**Given information:**
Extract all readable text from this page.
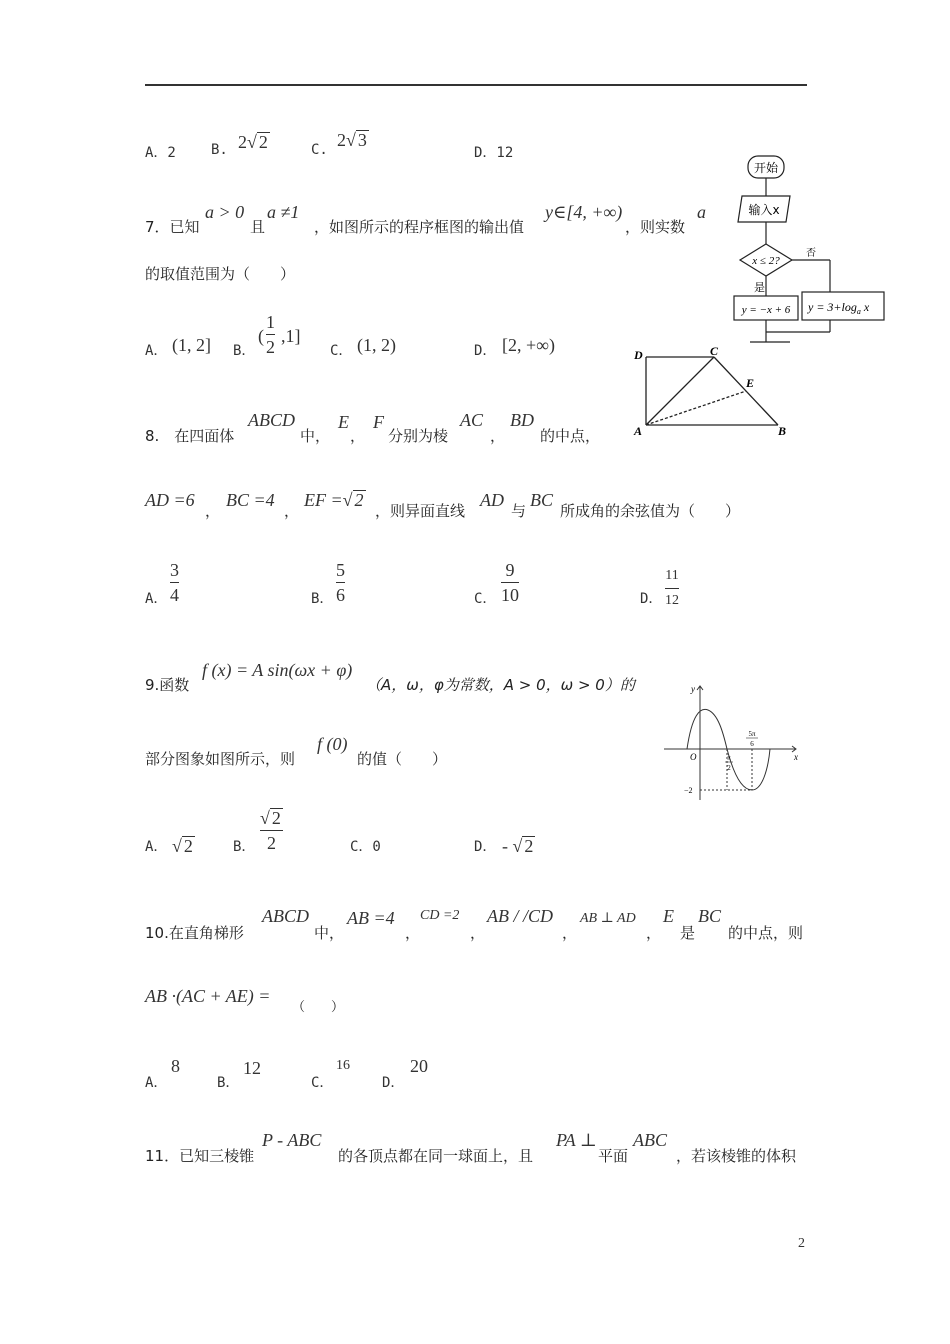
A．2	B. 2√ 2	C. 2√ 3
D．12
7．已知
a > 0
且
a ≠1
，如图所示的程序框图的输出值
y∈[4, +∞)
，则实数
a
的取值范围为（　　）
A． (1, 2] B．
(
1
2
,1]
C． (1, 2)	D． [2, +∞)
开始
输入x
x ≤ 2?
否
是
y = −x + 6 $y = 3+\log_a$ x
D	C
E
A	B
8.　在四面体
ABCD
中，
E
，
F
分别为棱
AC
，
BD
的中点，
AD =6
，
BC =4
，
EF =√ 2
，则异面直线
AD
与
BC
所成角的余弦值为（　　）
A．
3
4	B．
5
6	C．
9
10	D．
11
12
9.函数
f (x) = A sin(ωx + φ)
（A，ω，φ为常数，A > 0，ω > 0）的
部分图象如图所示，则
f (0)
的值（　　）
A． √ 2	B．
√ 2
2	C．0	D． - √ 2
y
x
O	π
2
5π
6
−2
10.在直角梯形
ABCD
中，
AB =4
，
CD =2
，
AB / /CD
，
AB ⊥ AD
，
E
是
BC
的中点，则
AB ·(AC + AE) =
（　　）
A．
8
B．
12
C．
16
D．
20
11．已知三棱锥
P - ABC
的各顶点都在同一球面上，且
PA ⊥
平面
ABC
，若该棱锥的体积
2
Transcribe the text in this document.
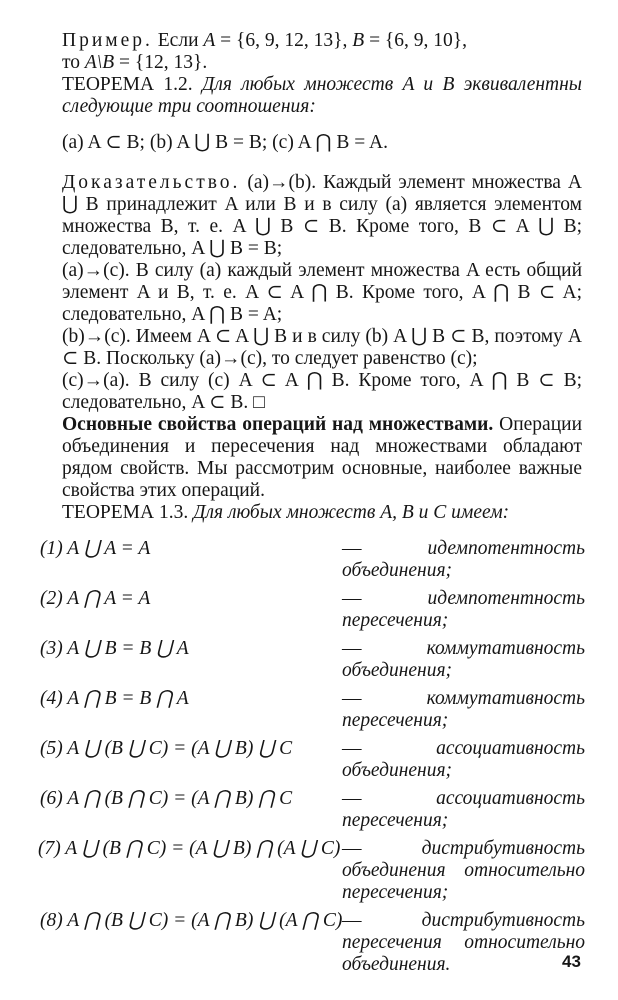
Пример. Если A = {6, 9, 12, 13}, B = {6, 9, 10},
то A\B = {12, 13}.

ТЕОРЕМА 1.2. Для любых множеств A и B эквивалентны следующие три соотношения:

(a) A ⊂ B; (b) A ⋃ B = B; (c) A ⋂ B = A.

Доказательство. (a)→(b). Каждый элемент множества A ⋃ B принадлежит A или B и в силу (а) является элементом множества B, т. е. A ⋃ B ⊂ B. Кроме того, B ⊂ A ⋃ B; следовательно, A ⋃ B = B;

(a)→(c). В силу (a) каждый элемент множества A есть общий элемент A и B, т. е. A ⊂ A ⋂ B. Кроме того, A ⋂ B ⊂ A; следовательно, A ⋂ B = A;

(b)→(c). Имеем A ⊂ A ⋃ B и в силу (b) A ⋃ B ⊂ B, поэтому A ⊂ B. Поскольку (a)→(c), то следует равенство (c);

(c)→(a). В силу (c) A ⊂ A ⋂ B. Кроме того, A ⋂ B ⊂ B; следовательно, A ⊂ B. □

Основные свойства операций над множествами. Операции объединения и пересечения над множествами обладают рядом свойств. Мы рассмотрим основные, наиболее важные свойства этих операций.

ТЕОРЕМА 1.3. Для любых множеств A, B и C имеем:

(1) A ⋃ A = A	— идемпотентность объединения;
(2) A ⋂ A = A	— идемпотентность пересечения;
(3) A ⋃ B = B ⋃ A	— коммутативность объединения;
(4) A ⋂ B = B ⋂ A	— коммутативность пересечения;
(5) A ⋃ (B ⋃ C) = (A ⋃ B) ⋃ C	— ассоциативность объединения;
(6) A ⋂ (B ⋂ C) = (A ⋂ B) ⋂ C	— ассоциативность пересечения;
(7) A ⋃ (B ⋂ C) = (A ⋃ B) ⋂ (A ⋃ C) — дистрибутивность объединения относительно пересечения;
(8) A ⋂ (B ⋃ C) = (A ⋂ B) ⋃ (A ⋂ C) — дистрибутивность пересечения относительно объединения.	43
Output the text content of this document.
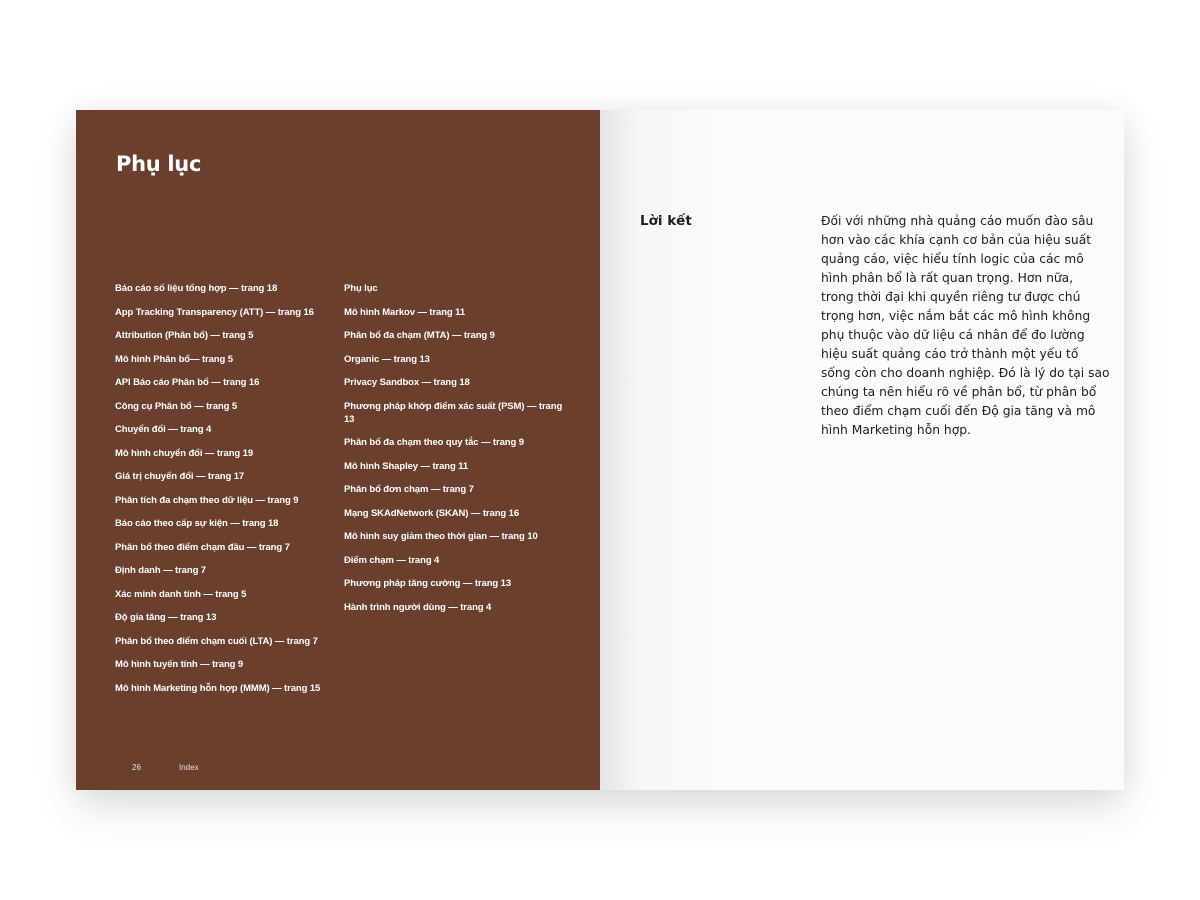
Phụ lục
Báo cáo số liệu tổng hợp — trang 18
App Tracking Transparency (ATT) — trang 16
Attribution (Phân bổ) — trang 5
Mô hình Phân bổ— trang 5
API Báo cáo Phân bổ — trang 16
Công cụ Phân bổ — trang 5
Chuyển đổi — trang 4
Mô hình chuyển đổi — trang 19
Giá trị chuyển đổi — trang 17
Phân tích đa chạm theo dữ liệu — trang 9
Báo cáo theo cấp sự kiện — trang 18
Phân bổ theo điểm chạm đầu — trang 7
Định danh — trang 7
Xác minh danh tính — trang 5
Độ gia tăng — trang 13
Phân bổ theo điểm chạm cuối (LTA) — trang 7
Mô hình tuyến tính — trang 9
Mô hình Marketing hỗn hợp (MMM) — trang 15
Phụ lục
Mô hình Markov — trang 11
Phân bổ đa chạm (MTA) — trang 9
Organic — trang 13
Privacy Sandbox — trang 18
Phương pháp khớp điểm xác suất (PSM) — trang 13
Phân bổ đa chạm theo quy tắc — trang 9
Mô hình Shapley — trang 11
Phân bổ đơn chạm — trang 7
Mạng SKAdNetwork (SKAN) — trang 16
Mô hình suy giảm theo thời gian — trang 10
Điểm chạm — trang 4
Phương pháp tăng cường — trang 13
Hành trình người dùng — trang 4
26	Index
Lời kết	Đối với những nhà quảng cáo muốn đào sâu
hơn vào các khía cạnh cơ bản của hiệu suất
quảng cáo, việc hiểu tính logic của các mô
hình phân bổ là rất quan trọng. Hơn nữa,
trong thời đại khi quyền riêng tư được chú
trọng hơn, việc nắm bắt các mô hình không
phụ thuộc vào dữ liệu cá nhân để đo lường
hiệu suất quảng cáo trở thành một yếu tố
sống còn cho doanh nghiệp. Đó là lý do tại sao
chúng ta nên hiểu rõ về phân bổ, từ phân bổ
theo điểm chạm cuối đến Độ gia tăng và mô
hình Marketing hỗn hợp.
...
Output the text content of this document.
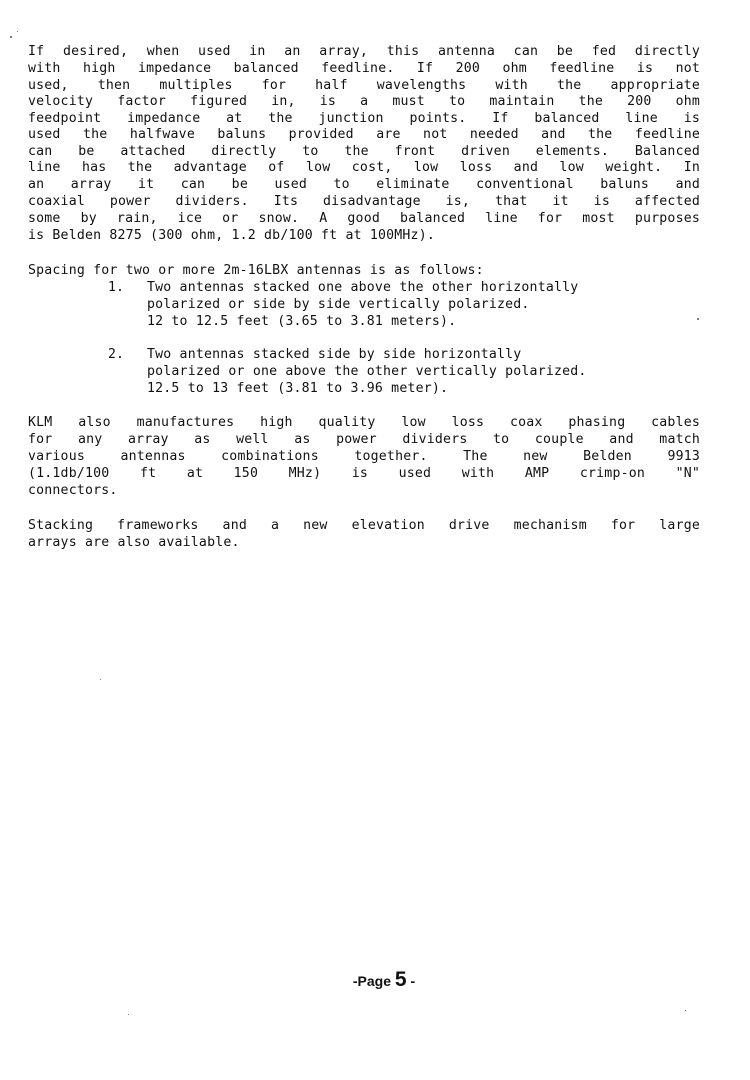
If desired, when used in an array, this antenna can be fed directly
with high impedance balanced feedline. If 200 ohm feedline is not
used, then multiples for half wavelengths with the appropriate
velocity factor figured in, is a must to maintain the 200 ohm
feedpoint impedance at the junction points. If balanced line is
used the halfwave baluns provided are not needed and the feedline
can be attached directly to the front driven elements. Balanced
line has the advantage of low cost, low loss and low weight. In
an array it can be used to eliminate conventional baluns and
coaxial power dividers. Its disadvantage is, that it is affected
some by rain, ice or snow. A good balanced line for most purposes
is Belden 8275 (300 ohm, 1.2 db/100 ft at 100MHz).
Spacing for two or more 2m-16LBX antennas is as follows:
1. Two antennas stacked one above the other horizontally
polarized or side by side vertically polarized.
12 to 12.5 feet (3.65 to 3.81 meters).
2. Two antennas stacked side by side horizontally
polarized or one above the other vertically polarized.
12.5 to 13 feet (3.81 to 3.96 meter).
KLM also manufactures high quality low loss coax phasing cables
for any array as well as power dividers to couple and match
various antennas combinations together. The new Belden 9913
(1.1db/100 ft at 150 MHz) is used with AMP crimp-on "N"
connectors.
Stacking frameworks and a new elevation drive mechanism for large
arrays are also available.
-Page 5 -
---
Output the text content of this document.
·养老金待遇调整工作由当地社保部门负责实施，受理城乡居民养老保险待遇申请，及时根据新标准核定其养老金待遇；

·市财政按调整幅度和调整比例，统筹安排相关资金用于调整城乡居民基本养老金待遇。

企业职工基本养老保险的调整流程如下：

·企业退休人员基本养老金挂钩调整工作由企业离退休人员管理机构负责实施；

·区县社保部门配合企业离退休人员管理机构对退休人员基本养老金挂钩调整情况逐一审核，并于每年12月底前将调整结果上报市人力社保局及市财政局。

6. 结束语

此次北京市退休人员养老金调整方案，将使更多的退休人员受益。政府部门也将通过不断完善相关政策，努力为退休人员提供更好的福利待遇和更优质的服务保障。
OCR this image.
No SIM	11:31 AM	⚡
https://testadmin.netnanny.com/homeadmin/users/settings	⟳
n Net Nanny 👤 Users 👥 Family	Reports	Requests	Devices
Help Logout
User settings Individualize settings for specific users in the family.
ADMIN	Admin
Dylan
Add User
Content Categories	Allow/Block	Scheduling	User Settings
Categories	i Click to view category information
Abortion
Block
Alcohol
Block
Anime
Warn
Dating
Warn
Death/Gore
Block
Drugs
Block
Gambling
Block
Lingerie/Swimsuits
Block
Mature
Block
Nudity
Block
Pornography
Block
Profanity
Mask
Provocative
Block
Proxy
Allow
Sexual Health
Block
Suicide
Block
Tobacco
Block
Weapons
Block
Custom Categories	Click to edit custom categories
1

**What is required:** Gather all lines of the records that include the word "Phương".

**Correct result:**
Phương pháp khớp điểm xác suất (PSM) — trang 13
Phương pháp tăng cường — trang 13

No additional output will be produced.